| MATERIAL FOR THIS EXERCISE |
----

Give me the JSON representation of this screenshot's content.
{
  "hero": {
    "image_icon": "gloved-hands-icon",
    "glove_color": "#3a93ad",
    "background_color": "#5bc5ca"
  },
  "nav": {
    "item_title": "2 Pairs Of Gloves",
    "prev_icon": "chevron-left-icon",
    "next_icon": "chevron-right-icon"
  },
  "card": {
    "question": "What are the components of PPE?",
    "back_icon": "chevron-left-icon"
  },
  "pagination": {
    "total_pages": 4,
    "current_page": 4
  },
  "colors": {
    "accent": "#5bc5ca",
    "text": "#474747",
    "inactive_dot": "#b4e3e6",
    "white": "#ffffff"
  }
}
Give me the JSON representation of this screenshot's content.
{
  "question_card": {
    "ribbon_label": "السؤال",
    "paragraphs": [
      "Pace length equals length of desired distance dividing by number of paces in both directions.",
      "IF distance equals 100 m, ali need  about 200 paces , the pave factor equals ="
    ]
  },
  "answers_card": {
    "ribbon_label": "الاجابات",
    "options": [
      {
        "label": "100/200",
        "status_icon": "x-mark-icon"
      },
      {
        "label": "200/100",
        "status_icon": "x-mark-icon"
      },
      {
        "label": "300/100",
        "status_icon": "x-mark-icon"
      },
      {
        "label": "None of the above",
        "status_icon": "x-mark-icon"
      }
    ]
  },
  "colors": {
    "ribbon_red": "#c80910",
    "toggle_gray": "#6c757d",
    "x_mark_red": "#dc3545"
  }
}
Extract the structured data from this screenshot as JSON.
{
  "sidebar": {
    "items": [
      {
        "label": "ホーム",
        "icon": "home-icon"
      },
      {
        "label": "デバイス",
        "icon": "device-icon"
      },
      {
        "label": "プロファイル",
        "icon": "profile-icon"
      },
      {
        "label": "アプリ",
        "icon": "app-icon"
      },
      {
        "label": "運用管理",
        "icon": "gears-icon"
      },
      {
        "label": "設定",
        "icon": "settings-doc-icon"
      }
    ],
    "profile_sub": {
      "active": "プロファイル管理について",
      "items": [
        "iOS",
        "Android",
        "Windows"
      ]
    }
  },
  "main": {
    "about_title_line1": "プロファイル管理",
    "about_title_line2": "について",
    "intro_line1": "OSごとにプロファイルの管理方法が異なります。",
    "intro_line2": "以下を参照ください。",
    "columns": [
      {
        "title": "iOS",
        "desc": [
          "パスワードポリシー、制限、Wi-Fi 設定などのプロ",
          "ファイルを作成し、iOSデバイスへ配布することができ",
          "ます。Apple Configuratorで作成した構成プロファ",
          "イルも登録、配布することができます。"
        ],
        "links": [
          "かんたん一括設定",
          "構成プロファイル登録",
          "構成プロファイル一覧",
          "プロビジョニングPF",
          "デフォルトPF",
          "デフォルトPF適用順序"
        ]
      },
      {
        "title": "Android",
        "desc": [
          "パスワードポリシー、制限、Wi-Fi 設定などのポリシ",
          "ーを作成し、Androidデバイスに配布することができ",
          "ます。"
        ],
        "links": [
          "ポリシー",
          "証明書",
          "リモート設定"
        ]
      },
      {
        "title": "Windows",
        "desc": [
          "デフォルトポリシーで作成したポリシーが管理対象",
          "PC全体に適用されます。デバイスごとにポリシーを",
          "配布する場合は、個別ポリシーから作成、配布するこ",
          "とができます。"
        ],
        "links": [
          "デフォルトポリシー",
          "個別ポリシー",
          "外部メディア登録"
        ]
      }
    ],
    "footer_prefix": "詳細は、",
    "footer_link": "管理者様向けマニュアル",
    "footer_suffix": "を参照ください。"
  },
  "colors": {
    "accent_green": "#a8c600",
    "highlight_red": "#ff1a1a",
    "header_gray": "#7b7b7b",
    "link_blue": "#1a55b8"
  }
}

----

| DIRECTION |
Take the lines above and print them exactly.

| RESPONSE TO THIS TASK |
Give me the JSON representation of this screenshot's content.
{
  "hero": {
    "image_icon": "gloved-hands-icon",
    "glove_color": "#3a93ad",
    "background_color": "#5bc5ca"
  },
  "nav": {
    "item_title": "2 Pairs Of Gloves",
    "prev_icon": "chevron-left-icon",
    "next_icon": "chevron-right-icon"
  },
  "card": {
    "question": "What are the components of PPE?",
    "back_icon": "chevron-left-icon"
  },
  "pagination": {
    "total_pages": 4,
    "current_page": 4
  },
  "colors": {
    "accent": "#5bc5ca",
    "text": "#474747",
    "inactive_dot": "#b4e3e6",
    "white": "#ffffff"
  }
}
Give me the JSON representation of this screenshot's content.
{
  "question_card": {
    "ribbon_label": "السؤال",
    "paragraphs": [
      "Pace length equals length of desired distance dividing by number of paces in both directions.",
      "IF distance equals 100 m, ali need  about 200 paces , the pave factor equals ="
    ]
  },
  "answers_card": {
    "ribbon_label": "الاجابات",
    "options": [
      {
        "label": "100/200",
        "status_icon": "x-mark-icon"
      },
      {
        "label": "200/100",
        "status_icon": "x-mark-icon"
      },
      {
        "label": "300/100",
        "status_icon": "x-mark-icon"
      },
      {
        "label": "None of the above",
        "status_icon": "x-mark-icon"
      }
    ]
  },
  "colors": {
    "ribbon_red": "#c80910",
    "toggle_gray": "#6c757d",
    "x_mark_red": "#dc3545"
  }
}
Extract the structured data from this screenshot as JSON.
{
  "sidebar": {
    "items": [
      {
        "label": "ホーム",
        "icon": "home-icon"
      },
      {
        "label": "デバイス",
        "icon": "device-icon"
      },
      {
        "label": "プロファイル",
        "icon": "profile-icon"
      },
      {
        "label": "アプリ",
        "icon": "app-icon"
      },
      {
        "label": "運用管理",
        "icon": "gears-icon"
      },
      {
        "label": "設定",
        "icon": "settings-doc-icon"
      }
    ],
    "profile_sub": {
      "active": "プロファイル管理について",
      "items": [
        "iOS",
        "Android",
        "Windows"
      ]
    }
  },
  "main": {
    "about_title_line1": "プロファイル管理",
    "about_title_line2": "について",
    "intro_line1": "OSごとにプロファイルの管理方法が異なります。",
    "intro_line2": "以下を参照ください。",
    "columns": [
      {
        "title": "iOS",
        "desc": [
          "パスワードポリシー、制限、Wi-Fi 設定などのプロ",
          "ファイルを作成し、iOSデバイスへ配布することができ",
          "ます。Apple Configuratorで作成した構成プロファ",
          "イルも登録、配布することができます。"
        ],
        "links": [
          "かんたん一括設定",
          "構成プロファイル登録",
          "構成プロファイル一覧",
          "プロビジョニングPF",
          "デフォルトPF",
          "デフォルトPF適用順序"
        ]
      },
      {
        "title": "Android",
        "desc": [
          "パスワードポリシー、制限、Wi-Fi 設定などのポリシ",
          "ーを作成し、Androidデバイスに配布することができ",
          "ます。"
        ],
        "links": [
          "ポリシー",
          "証明書",
          "リモート設定"
        ]
      },
      {
        "title": "Windows",
        "desc": [
          "デフォルトポリシーで作成したポリシーが管理対象",
          "PC全体に適用されます。デバイスごとにポリシーを",
          "配布する場合は、個別ポリシーから作成、配布するこ",
          "とができます。"
        ],
        "links": [
          "デフォルトポリシー",
          "個別ポリシー",
          "外部メディア登録"
        ]
      }
    ],
    "footer_prefix": "詳細は、",
    "footer_link": "管理者様向けマニュアル",
    "footer_suffix": "を参照ください。"
  },
  "colors": {
    "accent_green": "#a8c600",
    "highlight_red": "#ff1a1a",
    "header_gray": "#7b7b7b",
    "link_blue": "#1a55b8"
  }
}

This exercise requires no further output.